▸ PROBLEM DETAILS: Could you write out these lines again, switching "FancyBboxPatch" to "RoundedBox" everywhere and changing nothing else?

---------- DATA TO USE ----------

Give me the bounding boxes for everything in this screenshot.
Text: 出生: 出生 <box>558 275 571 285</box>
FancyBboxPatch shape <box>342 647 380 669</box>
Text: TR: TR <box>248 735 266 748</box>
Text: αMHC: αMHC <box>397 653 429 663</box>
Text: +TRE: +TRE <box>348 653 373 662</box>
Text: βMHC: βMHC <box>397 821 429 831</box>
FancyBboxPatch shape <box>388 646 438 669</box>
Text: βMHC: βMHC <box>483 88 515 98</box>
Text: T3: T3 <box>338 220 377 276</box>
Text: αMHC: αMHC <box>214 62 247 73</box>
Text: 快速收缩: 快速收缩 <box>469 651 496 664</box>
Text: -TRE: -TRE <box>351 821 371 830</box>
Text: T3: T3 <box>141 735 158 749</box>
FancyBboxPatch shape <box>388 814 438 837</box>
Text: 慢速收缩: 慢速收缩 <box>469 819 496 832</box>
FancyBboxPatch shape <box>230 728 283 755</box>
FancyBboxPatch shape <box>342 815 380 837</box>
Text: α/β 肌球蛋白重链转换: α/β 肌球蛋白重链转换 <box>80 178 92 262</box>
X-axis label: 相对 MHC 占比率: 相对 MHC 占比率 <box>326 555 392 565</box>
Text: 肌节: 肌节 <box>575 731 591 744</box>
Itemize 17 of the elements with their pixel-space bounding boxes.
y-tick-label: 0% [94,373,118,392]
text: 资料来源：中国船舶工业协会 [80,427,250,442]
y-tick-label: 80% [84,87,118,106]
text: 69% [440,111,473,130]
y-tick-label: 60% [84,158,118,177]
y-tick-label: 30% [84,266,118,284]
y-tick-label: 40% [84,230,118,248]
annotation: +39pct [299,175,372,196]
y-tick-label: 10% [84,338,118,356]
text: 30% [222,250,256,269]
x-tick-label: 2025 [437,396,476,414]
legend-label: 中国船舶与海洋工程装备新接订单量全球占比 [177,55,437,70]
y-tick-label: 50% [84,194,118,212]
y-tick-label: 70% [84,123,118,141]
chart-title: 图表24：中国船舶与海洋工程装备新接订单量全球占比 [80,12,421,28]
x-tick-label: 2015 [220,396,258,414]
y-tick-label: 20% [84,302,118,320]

----------

▸ TASK SOLUTION:
Give me the bounding boxes for everything in this screenshot.
Text: 出生: 出生 <box>558 275 571 285</box>
RoundedBox shape <box>342 647 380 669</box>
Text: TR: TR <box>248 735 266 748</box>
Text: αMHC: αMHC <box>397 653 429 663</box>
Text: +TRE: +TRE <box>348 653 373 662</box>
Text: βMHC: βMHC <box>397 821 429 831</box>
RoundedBox shape <box>388 646 438 669</box>
Text: βMHC: βMHC <box>483 88 515 98</box>
Text: T3: T3 <box>338 220 377 276</box>
Text: αMHC: αMHC <box>214 62 247 73</box>
Text: 快速收缩: 快速收缩 <box>469 651 496 664</box>
Text: -TRE: -TRE <box>351 821 371 830</box>
Text: T3: T3 <box>141 735 158 749</box>
RoundedBox shape <box>388 814 438 837</box>
Text: 慢速收缩: 慢速收缩 <box>469 819 496 832</box>
RoundedBox shape <box>230 728 283 755</box>
RoundedBox shape <box>342 815 380 837</box>
Text: α/β 肌球蛋白重链转换: α/β 肌球蛋白重链转换 <box>80 178 92 262</box>
X-axis label: 相对 MHC 占比率: 相对 MHC 占比率 <box>326 555 392 565</box>
Text: 肌节: 肌节 <box>575 731 591 744</box>
Itemize 17 of the elements with their pixel-space bounding boxes.
y-tick-label: 0% [94,373,118,392]
text: 资料来源：中国船舶工业协会 [80,427,250,442]
y-tick-label: 80% [84,87,118,106]
text: 69% [440,111,473,130]
y-tick-label: 60% [84,158,118,177]
y-tick-label: 30% [84,266,118,284]
y-tick-label: 40% [84,230,118,248]
annotation: +39pct [299,175,372,196]
y-tick-label: 10% [84,338,118,356]
text: 30% [222,250,256,269]
x-tick-label: 2025 [437,396,476,414]
legend-label: 中国船舶与海洋工程装备新接订单量全球占比 [177,55,437,70]
y-tick-label: 50% [84,194,118,212]
y-tick-label: 70% [84,123,118,141]
chart-title: 图表24：中国船舶与海洋工程装备新接订单量全球占比 [80,12,421,28]
x-tick-label: 2015 [220,396,258,414]
y-tick-label: 20% [84,302,118,320]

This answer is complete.